## Texte présenté
○ ○ ○ ○ ○ ○ ○
Vous êtes ici

Pour légiférer sur la régulation financière, les élus, souvent désarmés, se fient à l'expertise des banquiers. L'avis éclairé et parfois idéologique des think tanks ne suffit pas à contre-balancer l'influence des lobbies. Face à cette situation, certains hommes politiques sont désarmés. En juin 2010, ils créent Finance Watch, un contre-lobby financier qui dit vouloir représenter l'intérêt public.
○ ○ ○ ○ ○ ○ ○
## Données fournies
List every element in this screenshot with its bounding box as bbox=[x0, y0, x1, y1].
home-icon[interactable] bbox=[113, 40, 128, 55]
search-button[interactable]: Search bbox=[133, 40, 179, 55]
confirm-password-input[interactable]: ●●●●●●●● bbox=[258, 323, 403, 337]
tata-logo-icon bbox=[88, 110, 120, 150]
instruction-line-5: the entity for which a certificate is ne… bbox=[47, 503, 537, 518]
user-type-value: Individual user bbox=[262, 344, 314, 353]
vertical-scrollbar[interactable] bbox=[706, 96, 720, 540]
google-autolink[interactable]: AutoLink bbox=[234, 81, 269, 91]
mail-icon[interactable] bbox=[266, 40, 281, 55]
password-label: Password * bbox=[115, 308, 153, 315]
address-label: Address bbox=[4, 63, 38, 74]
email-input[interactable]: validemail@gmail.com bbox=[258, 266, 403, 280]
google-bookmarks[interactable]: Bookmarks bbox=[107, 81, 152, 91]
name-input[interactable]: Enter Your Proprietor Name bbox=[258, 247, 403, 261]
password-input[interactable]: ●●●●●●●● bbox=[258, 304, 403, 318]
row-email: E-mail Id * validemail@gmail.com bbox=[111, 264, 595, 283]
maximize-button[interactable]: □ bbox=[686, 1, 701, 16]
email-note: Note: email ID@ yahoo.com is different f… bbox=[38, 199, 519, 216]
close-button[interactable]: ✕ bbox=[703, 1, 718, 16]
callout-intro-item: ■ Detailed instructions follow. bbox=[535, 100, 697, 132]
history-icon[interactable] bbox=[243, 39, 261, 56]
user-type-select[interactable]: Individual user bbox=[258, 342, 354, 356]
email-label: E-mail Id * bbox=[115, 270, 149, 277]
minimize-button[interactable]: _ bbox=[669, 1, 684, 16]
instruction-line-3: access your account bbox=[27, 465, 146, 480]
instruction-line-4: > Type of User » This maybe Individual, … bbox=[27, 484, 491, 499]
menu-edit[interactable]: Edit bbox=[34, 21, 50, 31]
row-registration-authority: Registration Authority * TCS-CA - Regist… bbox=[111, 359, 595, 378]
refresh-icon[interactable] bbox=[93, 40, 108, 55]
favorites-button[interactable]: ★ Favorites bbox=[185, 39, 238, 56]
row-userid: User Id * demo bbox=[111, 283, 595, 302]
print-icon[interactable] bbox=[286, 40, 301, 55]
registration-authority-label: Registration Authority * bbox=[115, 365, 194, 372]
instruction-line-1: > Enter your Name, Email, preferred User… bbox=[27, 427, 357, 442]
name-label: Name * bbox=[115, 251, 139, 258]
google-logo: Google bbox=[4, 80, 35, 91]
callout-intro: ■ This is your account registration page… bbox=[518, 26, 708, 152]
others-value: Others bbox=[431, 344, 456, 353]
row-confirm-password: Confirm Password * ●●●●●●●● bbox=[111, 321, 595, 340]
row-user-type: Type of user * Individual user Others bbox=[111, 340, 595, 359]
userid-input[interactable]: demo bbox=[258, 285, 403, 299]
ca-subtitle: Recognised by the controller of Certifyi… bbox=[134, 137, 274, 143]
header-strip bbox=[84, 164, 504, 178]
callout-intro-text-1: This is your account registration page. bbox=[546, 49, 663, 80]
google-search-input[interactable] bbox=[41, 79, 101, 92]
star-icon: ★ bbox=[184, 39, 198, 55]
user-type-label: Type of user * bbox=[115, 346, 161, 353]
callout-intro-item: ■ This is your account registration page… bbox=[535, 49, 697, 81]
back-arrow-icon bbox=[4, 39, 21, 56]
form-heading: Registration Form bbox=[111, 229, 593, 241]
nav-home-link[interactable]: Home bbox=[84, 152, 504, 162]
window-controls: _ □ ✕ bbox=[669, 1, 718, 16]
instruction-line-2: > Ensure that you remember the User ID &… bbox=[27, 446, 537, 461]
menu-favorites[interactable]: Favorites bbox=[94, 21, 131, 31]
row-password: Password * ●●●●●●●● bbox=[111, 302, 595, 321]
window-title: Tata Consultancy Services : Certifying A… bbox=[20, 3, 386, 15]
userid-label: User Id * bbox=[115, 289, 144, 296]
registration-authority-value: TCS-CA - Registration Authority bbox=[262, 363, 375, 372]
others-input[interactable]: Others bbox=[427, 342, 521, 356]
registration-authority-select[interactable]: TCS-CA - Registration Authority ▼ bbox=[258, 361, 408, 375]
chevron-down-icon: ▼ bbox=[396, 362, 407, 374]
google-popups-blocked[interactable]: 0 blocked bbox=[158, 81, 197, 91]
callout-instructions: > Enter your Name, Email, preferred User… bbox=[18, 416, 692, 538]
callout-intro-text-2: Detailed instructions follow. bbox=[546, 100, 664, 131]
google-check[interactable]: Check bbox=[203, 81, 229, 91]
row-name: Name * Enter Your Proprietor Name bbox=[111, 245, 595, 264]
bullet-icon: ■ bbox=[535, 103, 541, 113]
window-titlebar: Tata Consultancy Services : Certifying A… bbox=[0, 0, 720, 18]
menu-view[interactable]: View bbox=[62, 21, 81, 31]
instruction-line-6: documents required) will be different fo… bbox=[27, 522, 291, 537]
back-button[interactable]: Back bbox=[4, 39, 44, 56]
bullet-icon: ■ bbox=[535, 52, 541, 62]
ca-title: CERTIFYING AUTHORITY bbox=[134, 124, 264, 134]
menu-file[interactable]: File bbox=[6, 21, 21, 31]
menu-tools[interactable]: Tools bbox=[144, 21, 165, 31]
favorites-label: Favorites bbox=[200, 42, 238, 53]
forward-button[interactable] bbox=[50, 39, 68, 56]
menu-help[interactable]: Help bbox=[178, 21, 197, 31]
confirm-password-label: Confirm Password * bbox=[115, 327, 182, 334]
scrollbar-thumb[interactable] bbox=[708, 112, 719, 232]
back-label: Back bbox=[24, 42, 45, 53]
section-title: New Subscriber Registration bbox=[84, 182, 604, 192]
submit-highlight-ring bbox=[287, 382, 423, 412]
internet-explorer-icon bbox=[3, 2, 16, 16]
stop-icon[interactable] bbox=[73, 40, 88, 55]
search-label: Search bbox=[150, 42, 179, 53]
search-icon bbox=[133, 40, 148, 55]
○ ○ ○ ○ ○ ○ ○
## Travail demandé
Reproduisez fidèlement le passage du texte présenté qui va de « Vous êtes ici » jusqu'à « représenter l'intérêt public. » inclus.

## Tâche accomplie
Vous êtes ici

Pour légiférer sur la régulation financière, les élus, souvent désarmés, se fient à l'expertise des banquiers. L'avis éclairé et parfois idéologique des think tanks ne suffit pas à contre-balancer l'influence des lobbies. Face à cette situation, certains hommes politiques sont désarmés. En juin 2010, ils créent Finance Watch, un contre-lobby financier qui dit vouloir représenter l'intérêt public.